_Consigne_
Pouvez-vous recopier à l'identique le passage de l'extrait ci-dessous sur la demi-finale Bastia-OM de Furiani, depuis « Sous la tribune, des » jusqu'à « et Jean-Michel Larqué. » inclus ?

_Extrait du texte_
'''
5 Mai 1992, à 1h30 du coup d'envoi de cette
demi-finale entre le Sporting Club de Bastia et l'OM, le stade
est comble. Quelques sièges sont encore disponibles en Tribune Nord qui semble
résister à la masse de supporters qui y sont installés. En apparence…
Mais à partir de 19h, l'inquiétude
gagne de plus en plus les responsables de la sécurité, les pompiers, mais
aussi les journalistes et de nombreux spectateurs qui déclarent devant la presse
qu'ils éprouvent une certaine appréhension. Certains journalistes, dont André
de Rocca (chef du service des sports du Provençal), refusent de monter sur
la tribune. Pour ceux déjà installés tout en haut de cette tribune Nord, la
tension est palpable. Avi Assouli, envoyé spécial pour Radio France Provence
est à l'antenne : « Je suis tout en haut sur les tribunes du stade de
Furiani, au milieu des supporters. Je distingue à peine les joueurs. Ça bouge,
on se croirait sur un bateau. Chers auditeurs, j'espère être là à la fin du
match ».
De l'avis de tous, il est encore temps
d'arrêter le match. Aucune décision n'est prise !
A 20h , les joueurs du SCB et de l'OM
pénètrent sur la pelouse pour s'échauffer sous des tonnes d'applaudissements.
Sous la tribune, des techniciens s'affairent à resserrer des vices et
boulons... certains supporters sont effarés, constatant que des planches et des
supports de la tribune menacent de tomber. « C'est vraiment la
panique » déclare un supporter interrogé alors qu'il passe sous la
tribune.
A 20h15 , les équipes regagnent les
vestiaires. La tribune est de plus en plus instable. Certains n'osent même plus
s'appuyer sur les rambardes. Jean-Pierre Paoli, le speaker du stade, est sommé
par des représentants de la sécurité de calmer les supporters au
micro.« Ne tapez plus des pieds !» leur demande-t-ils, pour éviter
que certaines parties des gradins métalliques ne se détachent.
A 20h20 , Patrick Poivre d'Arvor conclut le
journal télévisé de TF1, et va donner l'antenne à ses deux journalistes
présents à Furiani, Thierry Rolland et Jean-Michel Larqué.
'''
_Données fournies_
'''
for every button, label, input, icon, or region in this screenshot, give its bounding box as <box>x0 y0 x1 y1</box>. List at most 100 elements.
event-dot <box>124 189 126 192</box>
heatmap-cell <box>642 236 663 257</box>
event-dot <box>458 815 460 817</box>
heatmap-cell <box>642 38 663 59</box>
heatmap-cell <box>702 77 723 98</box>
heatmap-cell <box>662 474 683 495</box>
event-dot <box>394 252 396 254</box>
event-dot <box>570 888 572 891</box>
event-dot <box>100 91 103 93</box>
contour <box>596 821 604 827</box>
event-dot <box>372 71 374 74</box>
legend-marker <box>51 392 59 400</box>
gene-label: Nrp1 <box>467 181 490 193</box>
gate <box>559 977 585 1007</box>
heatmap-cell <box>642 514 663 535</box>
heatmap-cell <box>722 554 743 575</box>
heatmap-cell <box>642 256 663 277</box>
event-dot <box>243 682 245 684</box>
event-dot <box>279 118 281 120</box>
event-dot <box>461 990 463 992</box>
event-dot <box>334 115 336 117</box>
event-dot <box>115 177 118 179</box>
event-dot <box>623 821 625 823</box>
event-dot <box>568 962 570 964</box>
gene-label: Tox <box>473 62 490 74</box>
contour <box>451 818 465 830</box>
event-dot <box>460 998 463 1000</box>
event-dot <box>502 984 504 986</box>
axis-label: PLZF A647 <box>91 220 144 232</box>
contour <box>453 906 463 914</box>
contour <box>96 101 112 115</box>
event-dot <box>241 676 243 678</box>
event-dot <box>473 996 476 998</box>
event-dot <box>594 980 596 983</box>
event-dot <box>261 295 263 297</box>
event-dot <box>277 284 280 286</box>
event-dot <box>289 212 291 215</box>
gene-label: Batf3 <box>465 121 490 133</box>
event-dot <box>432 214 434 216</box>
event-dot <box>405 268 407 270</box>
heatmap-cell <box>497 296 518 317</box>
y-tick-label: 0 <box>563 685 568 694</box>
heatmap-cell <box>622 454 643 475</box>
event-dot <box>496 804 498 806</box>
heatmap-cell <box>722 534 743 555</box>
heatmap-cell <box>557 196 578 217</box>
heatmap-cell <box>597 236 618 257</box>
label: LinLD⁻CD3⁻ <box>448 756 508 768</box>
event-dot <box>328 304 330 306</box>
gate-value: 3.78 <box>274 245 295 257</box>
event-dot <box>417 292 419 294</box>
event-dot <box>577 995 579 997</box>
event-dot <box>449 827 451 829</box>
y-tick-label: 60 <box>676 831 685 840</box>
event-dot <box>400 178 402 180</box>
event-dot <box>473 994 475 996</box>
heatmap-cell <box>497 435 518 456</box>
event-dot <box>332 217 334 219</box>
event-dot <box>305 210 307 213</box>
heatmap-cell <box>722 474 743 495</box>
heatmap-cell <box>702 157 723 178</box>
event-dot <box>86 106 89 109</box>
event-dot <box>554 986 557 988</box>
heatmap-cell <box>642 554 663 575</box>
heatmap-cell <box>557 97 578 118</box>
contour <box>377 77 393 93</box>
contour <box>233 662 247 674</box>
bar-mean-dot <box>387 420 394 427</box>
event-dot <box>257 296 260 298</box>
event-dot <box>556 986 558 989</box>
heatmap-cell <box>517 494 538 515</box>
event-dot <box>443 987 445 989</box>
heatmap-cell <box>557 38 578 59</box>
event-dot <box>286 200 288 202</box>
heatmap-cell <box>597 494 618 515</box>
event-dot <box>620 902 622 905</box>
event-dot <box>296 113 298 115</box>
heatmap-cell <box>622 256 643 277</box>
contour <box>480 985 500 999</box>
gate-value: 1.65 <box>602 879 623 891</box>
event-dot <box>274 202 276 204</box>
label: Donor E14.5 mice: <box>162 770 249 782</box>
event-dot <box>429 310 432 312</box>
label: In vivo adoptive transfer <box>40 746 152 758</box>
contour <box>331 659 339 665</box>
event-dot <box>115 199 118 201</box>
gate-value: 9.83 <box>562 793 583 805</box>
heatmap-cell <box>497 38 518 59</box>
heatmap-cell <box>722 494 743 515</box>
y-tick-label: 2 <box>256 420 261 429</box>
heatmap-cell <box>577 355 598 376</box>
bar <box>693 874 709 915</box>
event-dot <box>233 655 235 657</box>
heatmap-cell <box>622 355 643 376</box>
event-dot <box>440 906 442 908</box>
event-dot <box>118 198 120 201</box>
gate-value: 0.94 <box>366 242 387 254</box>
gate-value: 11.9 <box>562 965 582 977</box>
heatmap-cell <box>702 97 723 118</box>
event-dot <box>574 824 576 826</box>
'''
_Réponse rédigée_
Sous la tribune, des techniciens s'affairent à resserrer des vices et
boulons... certains supporters sont effarés, constatant que des planches et des
supports de la tribune menacent de tomber. « C'est vraiment la
panique » déclare un supporter interrogé alors qu'il passe sous la
tribune.
A 20h15 , les équipes regagnent les
vestiaires. La tribune est de plus en plus instable. Certains n'osent même plus
s'appuyer sur les rambardes. Jean-Pierre Paoli, le speaker du stade, est sommé
par des représentants de la sécurité de calmer les supporters au
micro.« Ne tapez plus des pieds !» leur demande-t-ils, pour éviter
que certaines parties des gradins métalliques ne se détachent.
A 20h20 , Patrick Poivre d'Arvor conclut le
journal télévisé de TF1, et va donner l'antenne à ses deux journalistes
présents à Furiani, Thierry Rolland et Jean-Michel Larqué.